Collect every line in the records below that contains the word "this".

---------- Entries provided ----------

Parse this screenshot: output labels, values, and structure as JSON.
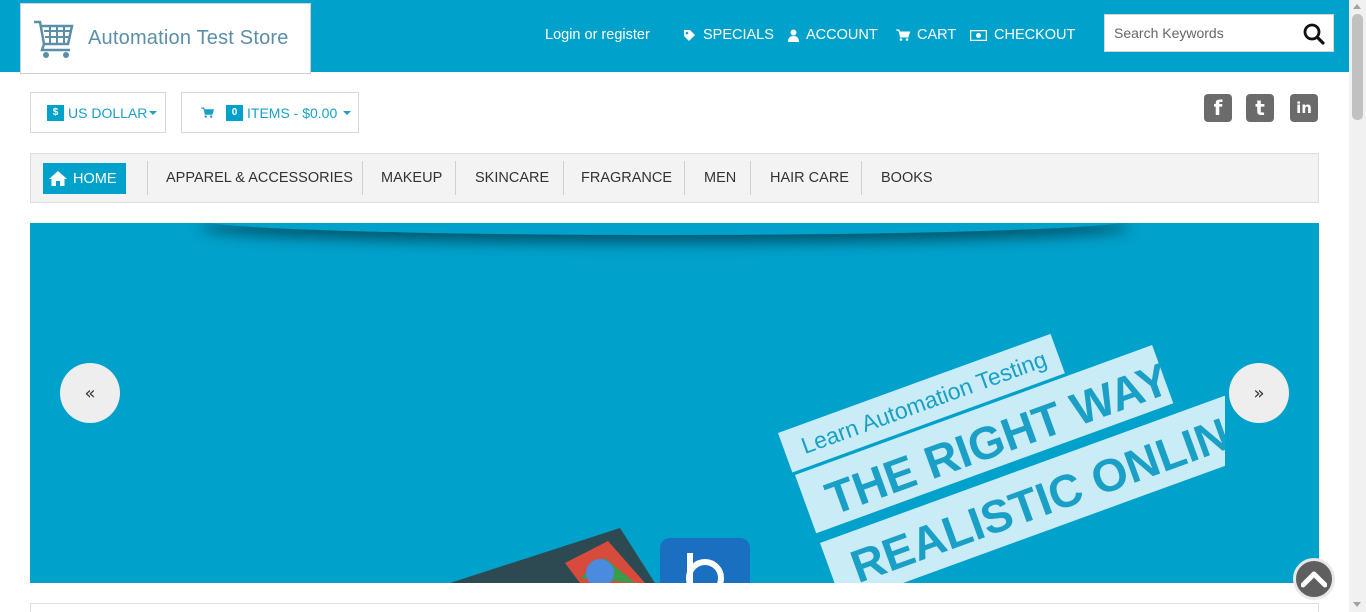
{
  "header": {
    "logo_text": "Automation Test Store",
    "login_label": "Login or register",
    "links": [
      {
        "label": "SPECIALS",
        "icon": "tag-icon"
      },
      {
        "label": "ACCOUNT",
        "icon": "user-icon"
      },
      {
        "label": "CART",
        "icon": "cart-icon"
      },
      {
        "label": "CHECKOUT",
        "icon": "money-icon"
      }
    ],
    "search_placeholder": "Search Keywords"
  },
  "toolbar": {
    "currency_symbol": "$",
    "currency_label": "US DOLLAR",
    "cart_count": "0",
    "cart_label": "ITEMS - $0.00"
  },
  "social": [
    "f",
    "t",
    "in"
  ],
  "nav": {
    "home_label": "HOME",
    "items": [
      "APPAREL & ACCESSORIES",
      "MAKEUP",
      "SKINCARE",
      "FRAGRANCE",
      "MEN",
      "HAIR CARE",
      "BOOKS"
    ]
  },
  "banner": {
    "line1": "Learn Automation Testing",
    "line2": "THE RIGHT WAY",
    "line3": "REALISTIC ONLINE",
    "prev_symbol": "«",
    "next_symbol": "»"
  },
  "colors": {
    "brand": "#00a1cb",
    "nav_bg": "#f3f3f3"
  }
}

----------
---------- Entries provided ----------

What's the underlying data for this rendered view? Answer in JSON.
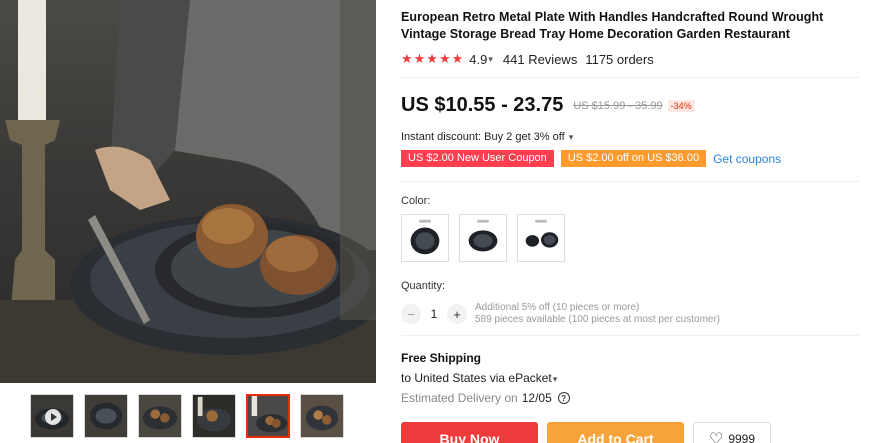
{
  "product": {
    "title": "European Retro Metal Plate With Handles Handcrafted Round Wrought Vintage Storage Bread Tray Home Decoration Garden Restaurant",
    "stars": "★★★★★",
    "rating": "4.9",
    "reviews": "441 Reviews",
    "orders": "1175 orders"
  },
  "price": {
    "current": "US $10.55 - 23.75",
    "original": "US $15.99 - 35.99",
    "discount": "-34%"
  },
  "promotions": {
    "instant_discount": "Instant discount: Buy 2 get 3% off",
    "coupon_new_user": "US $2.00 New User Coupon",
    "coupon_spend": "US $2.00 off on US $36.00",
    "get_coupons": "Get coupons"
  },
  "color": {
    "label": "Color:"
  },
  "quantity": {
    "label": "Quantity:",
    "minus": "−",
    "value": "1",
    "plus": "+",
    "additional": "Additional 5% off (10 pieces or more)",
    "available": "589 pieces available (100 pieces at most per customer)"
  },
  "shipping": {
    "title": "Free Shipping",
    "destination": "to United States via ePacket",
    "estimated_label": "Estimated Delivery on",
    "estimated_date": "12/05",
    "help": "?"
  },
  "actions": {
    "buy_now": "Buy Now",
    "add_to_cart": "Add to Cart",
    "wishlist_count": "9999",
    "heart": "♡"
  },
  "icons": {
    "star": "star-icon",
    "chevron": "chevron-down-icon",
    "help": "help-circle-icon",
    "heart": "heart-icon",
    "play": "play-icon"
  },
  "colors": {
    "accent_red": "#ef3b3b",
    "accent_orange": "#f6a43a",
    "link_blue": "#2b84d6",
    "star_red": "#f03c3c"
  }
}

----------

Result of the task:
Parse this screenshot: output labels, values, and structure as JSON.
What's the underlying data for this rendered view? Answer in JSON.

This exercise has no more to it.